:: TASK BRIEF ::
Restate the entire listing word for word.
— Start ENTRIES SHOWN —
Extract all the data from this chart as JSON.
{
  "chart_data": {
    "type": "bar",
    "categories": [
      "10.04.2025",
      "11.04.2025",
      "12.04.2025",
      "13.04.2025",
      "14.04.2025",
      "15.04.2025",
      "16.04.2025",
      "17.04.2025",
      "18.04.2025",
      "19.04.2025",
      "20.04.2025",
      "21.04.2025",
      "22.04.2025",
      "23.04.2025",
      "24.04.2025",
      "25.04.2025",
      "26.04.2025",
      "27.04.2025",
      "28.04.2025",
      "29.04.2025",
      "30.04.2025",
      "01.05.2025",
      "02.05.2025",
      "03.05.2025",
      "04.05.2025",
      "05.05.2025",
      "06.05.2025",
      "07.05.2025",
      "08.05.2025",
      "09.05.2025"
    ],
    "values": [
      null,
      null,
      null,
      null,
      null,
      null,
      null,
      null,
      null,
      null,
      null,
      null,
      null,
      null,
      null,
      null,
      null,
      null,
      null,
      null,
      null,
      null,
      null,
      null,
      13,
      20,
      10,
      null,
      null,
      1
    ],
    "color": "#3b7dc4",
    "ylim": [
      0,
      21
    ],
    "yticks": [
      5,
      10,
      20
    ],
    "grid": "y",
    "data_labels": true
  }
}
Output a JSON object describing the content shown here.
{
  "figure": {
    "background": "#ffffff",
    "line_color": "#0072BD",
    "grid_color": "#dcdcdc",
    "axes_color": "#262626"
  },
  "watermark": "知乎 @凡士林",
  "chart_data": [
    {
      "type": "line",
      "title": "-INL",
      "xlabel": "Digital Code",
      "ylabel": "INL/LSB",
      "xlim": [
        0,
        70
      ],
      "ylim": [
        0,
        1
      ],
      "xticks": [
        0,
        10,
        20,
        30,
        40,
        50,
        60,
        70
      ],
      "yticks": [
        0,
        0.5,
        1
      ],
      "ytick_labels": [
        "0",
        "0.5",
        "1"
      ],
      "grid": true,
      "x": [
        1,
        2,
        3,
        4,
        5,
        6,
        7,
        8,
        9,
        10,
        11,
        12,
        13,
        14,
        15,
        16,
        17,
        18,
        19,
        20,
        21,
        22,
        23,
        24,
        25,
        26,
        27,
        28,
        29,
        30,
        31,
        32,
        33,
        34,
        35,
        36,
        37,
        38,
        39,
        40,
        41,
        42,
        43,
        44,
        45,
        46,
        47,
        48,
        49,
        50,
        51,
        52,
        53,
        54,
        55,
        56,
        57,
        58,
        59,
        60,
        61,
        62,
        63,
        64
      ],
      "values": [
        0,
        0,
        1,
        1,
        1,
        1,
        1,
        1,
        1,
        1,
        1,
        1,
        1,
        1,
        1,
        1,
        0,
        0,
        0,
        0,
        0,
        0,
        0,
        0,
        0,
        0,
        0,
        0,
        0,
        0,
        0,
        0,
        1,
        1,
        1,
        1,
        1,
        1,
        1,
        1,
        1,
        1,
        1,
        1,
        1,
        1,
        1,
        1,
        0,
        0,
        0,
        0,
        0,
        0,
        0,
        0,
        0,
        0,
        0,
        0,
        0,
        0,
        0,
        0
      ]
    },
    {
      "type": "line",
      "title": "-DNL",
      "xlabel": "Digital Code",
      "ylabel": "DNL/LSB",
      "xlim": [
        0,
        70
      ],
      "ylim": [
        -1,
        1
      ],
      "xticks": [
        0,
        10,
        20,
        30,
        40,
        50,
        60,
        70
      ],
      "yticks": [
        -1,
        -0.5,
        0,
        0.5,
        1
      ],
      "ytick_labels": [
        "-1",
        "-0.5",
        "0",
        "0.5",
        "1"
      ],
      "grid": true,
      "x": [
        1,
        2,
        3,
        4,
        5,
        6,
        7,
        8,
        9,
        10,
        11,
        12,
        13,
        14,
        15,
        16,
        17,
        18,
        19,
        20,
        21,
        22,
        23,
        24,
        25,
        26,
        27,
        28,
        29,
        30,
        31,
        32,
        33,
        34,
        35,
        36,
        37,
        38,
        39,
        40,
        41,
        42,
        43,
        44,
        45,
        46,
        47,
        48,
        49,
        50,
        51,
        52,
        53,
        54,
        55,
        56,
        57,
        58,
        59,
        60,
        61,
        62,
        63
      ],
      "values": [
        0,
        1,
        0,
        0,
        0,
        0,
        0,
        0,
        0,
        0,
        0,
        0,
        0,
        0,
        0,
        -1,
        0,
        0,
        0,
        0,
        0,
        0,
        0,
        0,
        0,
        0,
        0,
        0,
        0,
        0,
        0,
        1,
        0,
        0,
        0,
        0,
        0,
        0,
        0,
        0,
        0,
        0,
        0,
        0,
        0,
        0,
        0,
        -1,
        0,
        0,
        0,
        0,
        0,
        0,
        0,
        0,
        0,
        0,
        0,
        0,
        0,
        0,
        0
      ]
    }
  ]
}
— End ENTRIES SHOWN —
:: RESULT BELOW ::
Extract all the data from this chart as JSON.
{
  "chart_data": {
    "type": "bar",
    "categories": [
      "10.04.2025",
      "11.04.2025",
      "12.04.2025",
      "13.04.2025",
      "14.04.2025",
      "15.04.2025",
      "16.04.2025",
      "17.04.2025",
      "18.04.2025",
      "19.04.2025",
      "20.04.2025",
      "21.04.2025",
      "22.04.2025",
      "23.04.2025",
      "24.04.2025",
      "25.04.2025",
      "26.04.2025",
      "27.04.2025",
      "28.04.2025",
      "29.04.2025",
      "30.04.2025",
      "01.05.2025",
      "02.05.2025",
      "03.05.2025",
      "04.05.2025",
      "05.05.2025",
      "06.05.2025",
      "07.05.2025",
      "08.05.2025",
      "09.05.2025"
    ],
    "values": [
      null,
      null,
      null,
      null,
      null,
      null,
      null,
      null,
      null,
      null,
      null,
      null,
      null,
      null,
      null,
      null,
      null,
      null,
      null,
      null,
      null,
      null,
      null,
      null,
      13,
      20,
      10,
      null,
      null,
      1
    ],
    "color": "#3b7dc4",
    "ylim": [
      0,
      21
    ],
    "yticks": [
      5,
      10,
      20
    ],
    "grid": "y",
    "data_labels": true
  }
}
Output a JSON object describing the content shown here.
{
  "figure": {
    "background": "#ffffff",
    "line_color": "#0072BD",
    "grid_color": "#dcdcdc",
    "axes_color": "#262626"
  },
  "watermark": "知乎 @凡士林",
  "chart_data": [
    {
      "type": "line",
      "title": "-INL",
      "xlabel": "Digital Code",
      "ylabel": "INL/LSB",
      "xlim": [
        0,
        70
      ],
      "ylim": [
        0,
        1
      ],
      "xticks": [
        0,
        10,
        20,
        30,
        40,
        50,
        60,
        70
      ],
      "yticks": [
        0,
        0.5,
        1
      ],
      "ytick_labels": [
        "0",
        "0.5",
        "1"
      ],
      "grid": true,
      "x": [
        1,
        2,
        3,
        4,
        5,
        6,
        7,
        8,
        9,
        10,
        11,
        12,
        13,
        14,
        15,
        16,
        17,
        18,
        19,
        20,
        21,
        22,
        23,
        24,
        25,
        26,
        27,
        28,
        29,
        30,
        31,
        32,
        33,
        34,
        35,
        36,
        37,
        38,
        39,
        40,
        41,
        42,
        43,
        44,
        45,
        46,
        47,
        48,
        49,
        50,
        51,
        52,
        53,
        54,
        55,
        56,
        57,
        58,
        59,
        60,
        61,
        62,
        63,
        64
      ],
      "values": [
        0,
        0,
        1,
        1,
        1,
        1,
        1,
        1,
        1,
        1,
        1,
        1,
        1,
        1,
        1,
        1,
        0,
        0,
        0,
        0,
        0,
        0,
        0,
        0,
        0,
        0,
        0,
        0,
        0,
        0,
        0,
        0,
        1,
        1,
        1,
        1,
        1,
        1,
        1,
        1,
        1,
        1,
        1,
        1,
        1,
        1,
        1,
        1,
        0,
        0,
        0,
        0,
        0,
        0,
        0,
        0,
        0,
        0,
        0,
        0,
        0,
        0,
        0,
        0
      ]
    },
    {
      "type": "line",
      "title": "-DNL",
      "xlabel": "Digital Code",
      "ylabel": "DNL/LSB",
      "xlim": [
        0,
        70
      ],
      "ylim": [
        -1,
        1
      ],
      "xticks": [
        0,
        10,
        20,
        30,
        40,
        50,
        60,
        70
      ],
      "yticks": [
        -1,
        -0.5,
        0,
        0.5,
        1
      ],
      "ytick_labels": [
        "-1",
        "-0.5",
        "0",
        "0.5",
        "1"
      ],
      "grid": true,
      "x": [
        1,
        2,
        3,
        4,
        5,
        6,
        7,
        8,
        9,
        10,
        11,
        12,
        13,
        14,
        15,
        16,
        17,
        18,
        19,
        20,
        21,
        22,
        23,
        24,
        25,
        26,
        27,
        28,
        29,
        30,
        31,
        32,
        33,
        34,
        35,
        36,
        37,
        38,
        39,
        40,
        41,
        42,
        43,
        44,
        45,
        46,
        47,
        48,
        49,
        50,
        51,
        52,
        53,
        54,
        55,
        56,
        57,
        58,
        59,
        60,
        61,
        62,
        63
      ],
      "values": [
        0,
        1,
        0,
        0,
        0,
        0,
        0,
        0,
        0,
        0,
        0,
        0,
        0,
        0,
        0,
        -1,
        0,
        0,
        0,
        0,
        0,
        0,
        0,
        0,
        0,
        0,
        0,
        0,
        0,
        0,
        0,
        1,
        0,
        0,
        0,
        0,
        0,
        0,
        0,
        0,
        0,
        0,
        0,
        0,
        0,
        0,
        0,
        -1,
        0,
        0,
        0,
        0,
        0,
        0,
        0,
        0,
        0,
        0,
        0,
        0,
        0,
        0,
        0
      ]
    }
  ]
}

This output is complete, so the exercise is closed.